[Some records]
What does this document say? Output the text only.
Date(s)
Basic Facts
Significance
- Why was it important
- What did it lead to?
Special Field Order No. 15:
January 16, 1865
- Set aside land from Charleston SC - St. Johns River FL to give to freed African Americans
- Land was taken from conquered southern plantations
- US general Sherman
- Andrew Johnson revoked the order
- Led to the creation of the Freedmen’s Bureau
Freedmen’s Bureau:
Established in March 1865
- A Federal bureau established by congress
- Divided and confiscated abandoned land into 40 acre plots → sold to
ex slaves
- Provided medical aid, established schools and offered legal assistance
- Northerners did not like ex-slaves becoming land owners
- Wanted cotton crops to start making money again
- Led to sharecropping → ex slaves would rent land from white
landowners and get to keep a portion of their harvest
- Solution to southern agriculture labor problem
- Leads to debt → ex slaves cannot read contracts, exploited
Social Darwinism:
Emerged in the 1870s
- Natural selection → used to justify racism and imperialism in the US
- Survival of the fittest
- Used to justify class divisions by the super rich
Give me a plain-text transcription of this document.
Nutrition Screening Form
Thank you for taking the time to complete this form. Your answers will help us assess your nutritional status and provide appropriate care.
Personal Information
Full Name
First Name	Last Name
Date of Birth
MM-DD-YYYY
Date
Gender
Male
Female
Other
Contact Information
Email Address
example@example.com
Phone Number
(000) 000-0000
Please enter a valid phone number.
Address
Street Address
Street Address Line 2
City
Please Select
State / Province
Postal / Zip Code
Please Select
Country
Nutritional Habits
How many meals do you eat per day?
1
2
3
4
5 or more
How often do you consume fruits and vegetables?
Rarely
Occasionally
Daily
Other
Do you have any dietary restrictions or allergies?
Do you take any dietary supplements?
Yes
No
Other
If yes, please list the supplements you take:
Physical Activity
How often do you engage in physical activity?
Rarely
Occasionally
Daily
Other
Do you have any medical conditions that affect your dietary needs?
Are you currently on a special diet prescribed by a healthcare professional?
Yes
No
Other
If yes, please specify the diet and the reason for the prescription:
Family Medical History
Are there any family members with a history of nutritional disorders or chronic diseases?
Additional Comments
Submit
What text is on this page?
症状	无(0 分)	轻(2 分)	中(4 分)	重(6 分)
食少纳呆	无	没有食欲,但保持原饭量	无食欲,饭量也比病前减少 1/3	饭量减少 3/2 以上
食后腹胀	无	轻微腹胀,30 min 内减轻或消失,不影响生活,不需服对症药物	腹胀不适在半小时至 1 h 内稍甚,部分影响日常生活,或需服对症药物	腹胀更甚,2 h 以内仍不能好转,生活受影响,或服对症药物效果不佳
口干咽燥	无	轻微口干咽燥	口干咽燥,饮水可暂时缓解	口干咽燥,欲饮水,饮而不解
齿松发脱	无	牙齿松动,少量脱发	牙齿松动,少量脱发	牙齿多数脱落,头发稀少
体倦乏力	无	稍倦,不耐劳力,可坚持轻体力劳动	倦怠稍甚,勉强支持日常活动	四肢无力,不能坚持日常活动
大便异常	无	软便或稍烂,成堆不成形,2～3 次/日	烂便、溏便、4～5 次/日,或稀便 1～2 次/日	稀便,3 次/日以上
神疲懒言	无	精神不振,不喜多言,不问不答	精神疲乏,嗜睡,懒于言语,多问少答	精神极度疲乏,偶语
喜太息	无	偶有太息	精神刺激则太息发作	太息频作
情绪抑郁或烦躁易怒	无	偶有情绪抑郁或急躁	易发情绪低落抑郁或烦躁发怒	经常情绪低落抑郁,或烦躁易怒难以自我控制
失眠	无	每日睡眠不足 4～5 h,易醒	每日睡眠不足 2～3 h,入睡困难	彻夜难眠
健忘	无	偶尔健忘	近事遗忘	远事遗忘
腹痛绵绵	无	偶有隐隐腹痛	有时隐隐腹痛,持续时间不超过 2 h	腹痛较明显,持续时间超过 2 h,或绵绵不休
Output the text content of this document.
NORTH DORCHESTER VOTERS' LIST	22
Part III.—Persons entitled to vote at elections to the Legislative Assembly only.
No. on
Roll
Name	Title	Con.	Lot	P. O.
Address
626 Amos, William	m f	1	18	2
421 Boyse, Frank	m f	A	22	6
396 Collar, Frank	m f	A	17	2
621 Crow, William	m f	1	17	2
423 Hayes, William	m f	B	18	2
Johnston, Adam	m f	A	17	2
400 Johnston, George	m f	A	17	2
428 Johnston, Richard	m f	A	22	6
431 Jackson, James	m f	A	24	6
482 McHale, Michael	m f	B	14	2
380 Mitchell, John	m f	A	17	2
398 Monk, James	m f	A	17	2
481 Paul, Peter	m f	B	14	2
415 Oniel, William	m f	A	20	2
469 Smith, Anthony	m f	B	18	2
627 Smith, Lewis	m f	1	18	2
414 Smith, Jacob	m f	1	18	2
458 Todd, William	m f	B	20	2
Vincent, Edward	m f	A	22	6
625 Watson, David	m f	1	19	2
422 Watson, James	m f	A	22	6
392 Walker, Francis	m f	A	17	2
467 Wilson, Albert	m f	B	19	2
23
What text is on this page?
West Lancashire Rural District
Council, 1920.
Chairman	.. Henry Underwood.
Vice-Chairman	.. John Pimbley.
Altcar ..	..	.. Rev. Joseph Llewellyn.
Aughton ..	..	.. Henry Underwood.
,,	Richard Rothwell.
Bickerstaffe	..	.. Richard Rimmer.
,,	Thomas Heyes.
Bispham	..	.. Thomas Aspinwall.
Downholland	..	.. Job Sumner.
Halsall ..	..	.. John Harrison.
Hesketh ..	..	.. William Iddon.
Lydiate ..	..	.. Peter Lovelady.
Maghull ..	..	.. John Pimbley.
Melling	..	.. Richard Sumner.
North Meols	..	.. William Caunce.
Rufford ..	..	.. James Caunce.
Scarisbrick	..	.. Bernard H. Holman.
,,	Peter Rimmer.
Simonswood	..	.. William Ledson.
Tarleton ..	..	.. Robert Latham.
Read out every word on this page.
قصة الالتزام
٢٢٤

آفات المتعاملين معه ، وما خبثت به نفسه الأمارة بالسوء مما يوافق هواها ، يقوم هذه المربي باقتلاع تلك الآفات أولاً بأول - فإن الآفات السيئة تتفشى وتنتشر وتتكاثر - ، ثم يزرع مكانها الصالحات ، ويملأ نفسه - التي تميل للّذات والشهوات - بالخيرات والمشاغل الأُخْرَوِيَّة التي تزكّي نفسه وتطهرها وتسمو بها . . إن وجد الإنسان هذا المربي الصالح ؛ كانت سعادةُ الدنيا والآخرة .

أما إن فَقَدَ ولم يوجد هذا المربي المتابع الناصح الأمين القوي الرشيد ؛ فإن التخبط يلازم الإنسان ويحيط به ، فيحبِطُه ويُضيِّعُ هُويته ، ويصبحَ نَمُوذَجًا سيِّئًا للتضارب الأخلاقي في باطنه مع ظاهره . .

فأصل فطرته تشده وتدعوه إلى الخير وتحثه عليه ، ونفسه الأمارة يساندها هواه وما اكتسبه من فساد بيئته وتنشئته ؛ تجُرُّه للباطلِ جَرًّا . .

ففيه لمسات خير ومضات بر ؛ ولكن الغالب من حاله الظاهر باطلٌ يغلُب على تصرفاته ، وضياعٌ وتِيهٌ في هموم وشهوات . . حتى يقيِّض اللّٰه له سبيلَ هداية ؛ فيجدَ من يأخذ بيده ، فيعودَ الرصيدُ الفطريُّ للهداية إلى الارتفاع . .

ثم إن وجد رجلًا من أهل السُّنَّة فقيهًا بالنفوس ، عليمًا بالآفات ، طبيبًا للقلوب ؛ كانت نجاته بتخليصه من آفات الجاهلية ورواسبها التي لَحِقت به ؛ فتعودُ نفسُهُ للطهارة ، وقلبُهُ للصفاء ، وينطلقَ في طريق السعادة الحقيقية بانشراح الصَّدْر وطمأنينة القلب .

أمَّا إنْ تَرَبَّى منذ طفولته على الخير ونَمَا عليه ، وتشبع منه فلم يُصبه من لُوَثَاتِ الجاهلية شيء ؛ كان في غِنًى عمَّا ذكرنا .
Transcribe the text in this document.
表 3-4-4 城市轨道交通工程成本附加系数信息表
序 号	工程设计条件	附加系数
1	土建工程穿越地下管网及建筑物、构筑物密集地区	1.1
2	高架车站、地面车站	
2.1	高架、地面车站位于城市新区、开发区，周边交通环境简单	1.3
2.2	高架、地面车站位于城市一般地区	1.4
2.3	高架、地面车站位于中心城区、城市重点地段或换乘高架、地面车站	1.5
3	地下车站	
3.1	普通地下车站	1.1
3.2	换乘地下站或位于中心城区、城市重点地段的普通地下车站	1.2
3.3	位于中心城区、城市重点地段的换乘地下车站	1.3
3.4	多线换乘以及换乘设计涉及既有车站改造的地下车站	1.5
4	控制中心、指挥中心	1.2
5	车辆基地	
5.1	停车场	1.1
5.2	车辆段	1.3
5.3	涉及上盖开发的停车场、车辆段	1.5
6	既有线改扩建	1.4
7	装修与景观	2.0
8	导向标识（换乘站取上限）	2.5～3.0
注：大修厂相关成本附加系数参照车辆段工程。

- PROBLEM DESCRIPTION -
Find the lines above that include the string "Peter" and copy them.

- RESULT BELOW -
481 Paul, Peter	m f	B	14	2
Lydiate ..	..	.. Peter Lovelady.
,,	Peter Rimmer.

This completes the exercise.